Do this:
Leave out the pictures and repeat everything else in the records exactly.

Start of Data lines

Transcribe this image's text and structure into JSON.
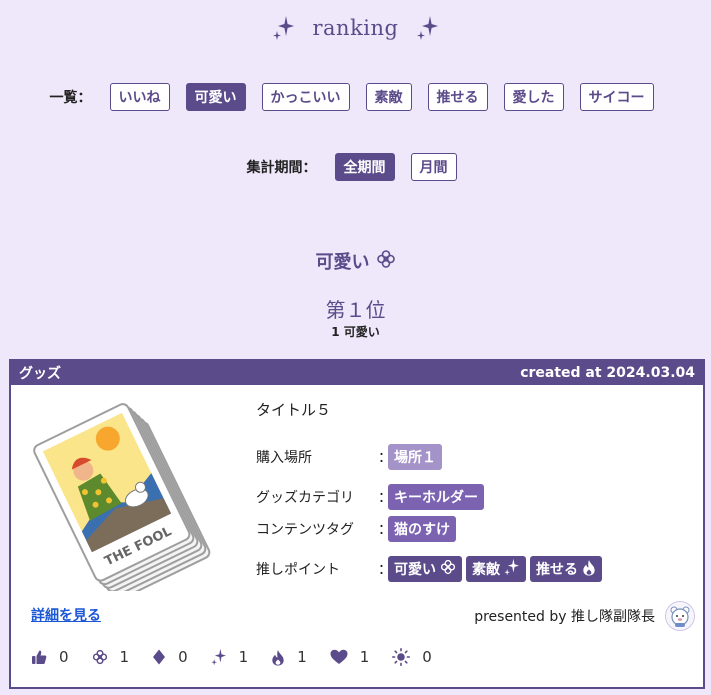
{
  "header": {
    "title": "ranking"
  },
  "filters": {
    "list_label": "一覧：",
    "categories": [
      {
        "label": "いいね",
        "active": false
      },
      {
        "label": "可愛い",
        "active": true
      },
      {
        "label": "かっこいい",
        "active": false
      },
      {
        "label": "素敵",
        "active": false
      },
      {
        "label": "推せる",
        "active": false
      },
      {
        "label": "愛した",
        "active": false
      },
      {
        "label": "サイコー",
        "active": false
      }
    ],
    "period_label": "集計期間：",
    "periods": [
      {
        "label": "全期間",
        "active": true
      },
      {
        "label": "月間",
        "active": false
      }
    ]
  },
  "section": {
    "heading": "可愛い",
    "heading_icon": "flower-icon",
    "rank": "第１位",
    "rank_sub": "1 可愛い"
  },
  "card": {
    "type_label": "グッズ",
    "created_at": "created at 2024.03.04",
    "item_title": "タイトル５",
    "image_alt": "tarot-card-the-fool-illustration",
    "image_text": "THE FOOL",
    "fields": {
      "place_label": "購入場所",
      "place_value": "場所１",
      "category_label": "グッズカテゴリ",
      "category_value": "キーホルダー",
      "content_label": "コンテンツタグ",
      "content_value": "猫のすけ",
      "points_label": "推しポイント",
      "points": [
        {
          "label": "可愛い",
          "icon": "flower-icon"
        },
        {
          "label": "素敵",
          "icon": "sparkle-icon"
        },
        {
          "label": "推せる",
          "icon": "flame-icon"
        }
      ],
      "colon": "："
    },
    "detail_link": "詳細を見る",
    "presented_by": "presented by 推し隊副隊長",
    "avatar_icon": "bear-avatar-icon"
  },
  "reactions": [
    {
      "icon": "thumbs-up-icon",
      "count": "0"
    },
    {
      "icon": "flower-icon",
      "count": "1"
    },
    {
      "icon": "diamond-icon",
      "count": "0"
    },
    {
      "icon": "sparkle-icon",
      "count": "1"
    },
    {
      "icon": "flame-icon",
      "count": "1"
    },
    {
      "icon": "heart-icon",
      "count": "1"
    },
    {
      "icon": "sun-icon",
      "count": "0"
    }
  ],
  "colors": {
    "accent": "#5b4b8a",
    "background": "#efe8fb",
    "tag_light": "#a493c9",
    "tag_mid": "#7b63b2",
    "link": "#1a56d6"
  }
}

End of Data lines

Task solution:
Transcribe this image's text and structure into JSON.
{
  "header": {
    "title": "ranking"
  },
  "filters": {
    "list_label": "一覧：",
    "categories": [
      {
        "label": "いいね",
        "active": false
      },
      {
        "label": "可愛い",
        "active": true
      },
      {
        "label": "かっこいい",
        "active": false
      },
      {
        "label": "素敵",
        "active": false
      },
      {
        "label": "推せる",
        "active": false
      },
      {
        "label": "愛した",
        "active": false
      },
      {
        "label": "サイコー",
        "active": false
      }
    ],
    "period_label": "集計期間：",
    "periods": [
      {
        "label": "全期間",
        "active": true
      },
      {
        "label": "月間",
        "active": false
      }
    ]
  },
  "section": {
    "heading": "可愛い",
    "heading_icon": "flower-icon",
    "rank": "第１位",
    "rank_sub": "1 可愛い"
  },
  "card": {
    "type_label": "グッズ",
    "created_at": "created at 2024.03.04",
    "item_title": "タイトル５",
    "image_alt": "tarot-card-the-fool-illustration",
    "image_text": "THE FOOL",
    "fields": {
      "place_label": "購入場所",
      "place_value": "場所１",
      "category_label": "グッズカテゴリ",
      "category_value": "キーホルダー",
      "content_label": "コンテンツタグ",
      "content_value": "猫のすけ",
      "points_label": "推しポイント",
      "points": [
        {
          "label": "可愛い",
          "icon": "flower-icon"
        },
        {
          "label": "素敵",
          "icon": "sparkle-icon"
        },
        {
          "label": "推せる",
          "icon": "flame-icon"
        }
      ],
      "colon": "："
    },
    "detail_link": "詳細を見る",
    "presented_by": "presented by 推し隊副隊長",
    "avatar_icon": "bear-avatar-icon"
  },
  "reactions": [
    {
      "icon": "thumbs-up-icon",
      "count": "0"
    },
    {
      "icon": "flower-icon",
      "count": "1"
    },
    {
      "icon": "diamond-icon",
      "count": "0"
    },
    {
      "icon": "sparkle-icon",
      "count": "1"
    },
    {
      "icon": "flame-icon",
      "count": "1"
    },
    {
      "icon": "heart-icon",
      "count": "1"
    },
    {
      "icon": "sun-icon",
      "count": "0"
    }
  ],
  "colors": {
    "accent": "#5b4b8a",
    "background": "#efe8fb",
    "tag_light": "#a493c9",
    "tag_mid": "#7b63b2",
    "link": "#1a56d6"
  }
}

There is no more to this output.